▶ _Task to carry out_: Look through the data below for the string "ponentes", and copy every line where it turns up.

▶ _Records for this exercise_:
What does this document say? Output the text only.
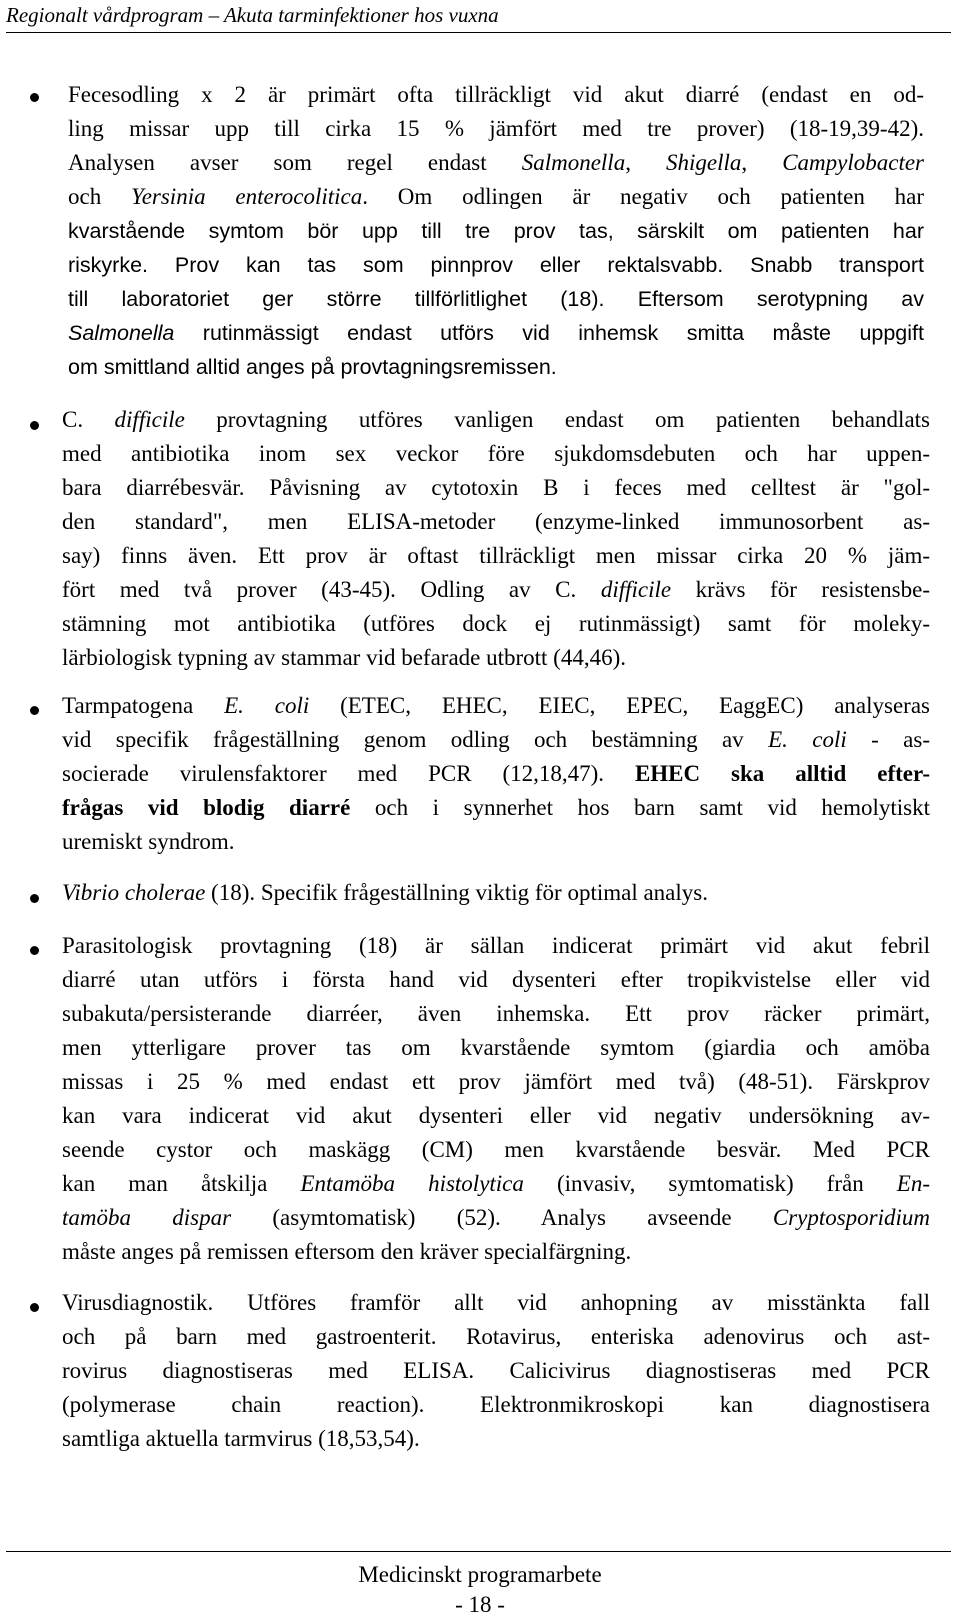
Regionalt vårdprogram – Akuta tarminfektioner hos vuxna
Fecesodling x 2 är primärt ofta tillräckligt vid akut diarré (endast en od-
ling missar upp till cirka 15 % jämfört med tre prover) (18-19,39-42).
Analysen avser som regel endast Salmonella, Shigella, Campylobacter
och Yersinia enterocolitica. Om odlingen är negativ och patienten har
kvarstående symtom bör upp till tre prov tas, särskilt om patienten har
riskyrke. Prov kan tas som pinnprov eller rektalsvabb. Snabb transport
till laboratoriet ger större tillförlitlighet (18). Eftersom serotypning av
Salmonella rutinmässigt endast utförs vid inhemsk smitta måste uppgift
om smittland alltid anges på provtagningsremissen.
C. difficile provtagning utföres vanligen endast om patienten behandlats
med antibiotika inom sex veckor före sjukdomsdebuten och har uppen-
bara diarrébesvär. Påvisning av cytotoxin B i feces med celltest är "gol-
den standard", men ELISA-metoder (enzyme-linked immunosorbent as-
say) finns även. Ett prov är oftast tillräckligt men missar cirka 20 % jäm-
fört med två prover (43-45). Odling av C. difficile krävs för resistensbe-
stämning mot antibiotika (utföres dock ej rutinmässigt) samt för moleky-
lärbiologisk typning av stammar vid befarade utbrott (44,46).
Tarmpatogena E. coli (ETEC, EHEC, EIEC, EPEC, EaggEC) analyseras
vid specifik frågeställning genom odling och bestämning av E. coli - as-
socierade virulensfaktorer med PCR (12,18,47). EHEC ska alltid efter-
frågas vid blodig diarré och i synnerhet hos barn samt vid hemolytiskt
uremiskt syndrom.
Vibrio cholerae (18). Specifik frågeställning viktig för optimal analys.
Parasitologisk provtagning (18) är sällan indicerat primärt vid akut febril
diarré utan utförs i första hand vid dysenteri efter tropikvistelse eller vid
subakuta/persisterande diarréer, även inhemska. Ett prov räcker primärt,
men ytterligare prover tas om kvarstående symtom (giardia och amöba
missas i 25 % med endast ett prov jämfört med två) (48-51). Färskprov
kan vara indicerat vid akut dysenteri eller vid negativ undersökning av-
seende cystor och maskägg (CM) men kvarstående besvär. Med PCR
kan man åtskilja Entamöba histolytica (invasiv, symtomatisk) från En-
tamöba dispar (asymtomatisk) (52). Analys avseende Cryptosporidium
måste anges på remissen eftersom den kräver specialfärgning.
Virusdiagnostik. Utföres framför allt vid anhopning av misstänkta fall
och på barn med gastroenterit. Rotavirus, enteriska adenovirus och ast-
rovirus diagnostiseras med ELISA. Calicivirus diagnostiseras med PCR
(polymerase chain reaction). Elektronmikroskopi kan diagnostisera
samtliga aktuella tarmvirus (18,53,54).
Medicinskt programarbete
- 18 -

* * *

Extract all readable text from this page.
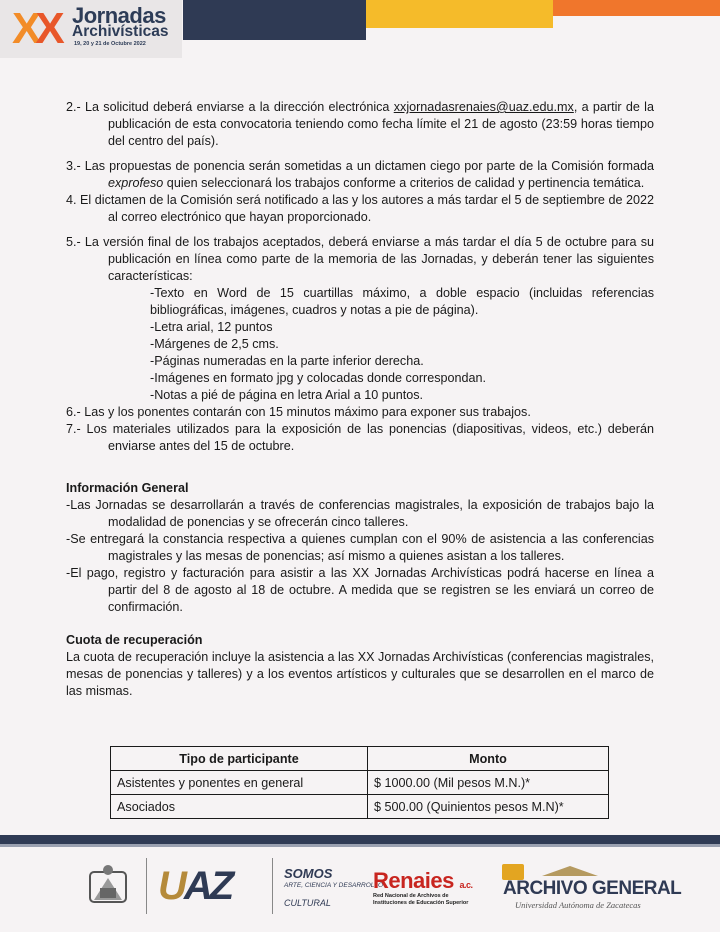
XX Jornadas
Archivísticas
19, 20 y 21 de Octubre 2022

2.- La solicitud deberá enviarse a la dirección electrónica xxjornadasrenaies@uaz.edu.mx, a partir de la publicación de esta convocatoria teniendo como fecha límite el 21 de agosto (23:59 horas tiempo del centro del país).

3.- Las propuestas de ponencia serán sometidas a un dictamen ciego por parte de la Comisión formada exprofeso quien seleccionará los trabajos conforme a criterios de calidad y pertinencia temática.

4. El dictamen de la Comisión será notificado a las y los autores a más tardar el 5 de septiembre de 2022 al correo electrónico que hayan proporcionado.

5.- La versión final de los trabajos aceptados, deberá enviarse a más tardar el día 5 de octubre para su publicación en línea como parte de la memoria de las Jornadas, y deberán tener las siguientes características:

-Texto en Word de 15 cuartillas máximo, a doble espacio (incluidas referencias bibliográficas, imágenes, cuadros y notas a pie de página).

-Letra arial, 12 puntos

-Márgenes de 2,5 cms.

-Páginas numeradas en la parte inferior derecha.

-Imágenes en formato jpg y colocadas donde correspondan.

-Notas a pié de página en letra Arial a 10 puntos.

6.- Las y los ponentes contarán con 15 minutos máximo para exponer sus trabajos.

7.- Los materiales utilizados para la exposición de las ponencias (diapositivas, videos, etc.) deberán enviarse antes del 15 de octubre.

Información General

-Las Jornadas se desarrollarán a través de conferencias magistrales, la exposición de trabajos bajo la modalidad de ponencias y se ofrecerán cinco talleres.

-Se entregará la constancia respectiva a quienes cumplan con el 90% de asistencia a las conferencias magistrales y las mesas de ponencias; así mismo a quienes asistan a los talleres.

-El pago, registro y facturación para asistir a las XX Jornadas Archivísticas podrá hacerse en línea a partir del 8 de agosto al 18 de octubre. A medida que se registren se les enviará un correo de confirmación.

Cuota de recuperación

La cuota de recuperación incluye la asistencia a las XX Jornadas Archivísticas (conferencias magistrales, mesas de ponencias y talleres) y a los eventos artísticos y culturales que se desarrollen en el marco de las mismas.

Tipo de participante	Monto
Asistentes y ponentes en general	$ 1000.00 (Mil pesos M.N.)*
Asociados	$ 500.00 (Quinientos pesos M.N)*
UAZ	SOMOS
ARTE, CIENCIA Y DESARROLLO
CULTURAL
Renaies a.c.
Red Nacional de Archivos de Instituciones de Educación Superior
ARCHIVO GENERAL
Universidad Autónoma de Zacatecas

...

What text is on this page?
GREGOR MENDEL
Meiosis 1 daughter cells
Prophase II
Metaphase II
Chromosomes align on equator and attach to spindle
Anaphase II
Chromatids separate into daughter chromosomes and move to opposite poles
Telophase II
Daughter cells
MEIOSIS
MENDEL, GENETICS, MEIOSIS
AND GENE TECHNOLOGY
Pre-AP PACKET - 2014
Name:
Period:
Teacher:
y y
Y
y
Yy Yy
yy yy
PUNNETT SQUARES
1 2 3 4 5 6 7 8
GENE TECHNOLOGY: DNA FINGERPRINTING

▶ _Result of this exercise_:
6.- Las y los ponentes contarán con 15 minutos máximo para exponer sus trabajos.
Asistentes y ponentes en general	$ 1000.00 (Mil pesos M.N.)*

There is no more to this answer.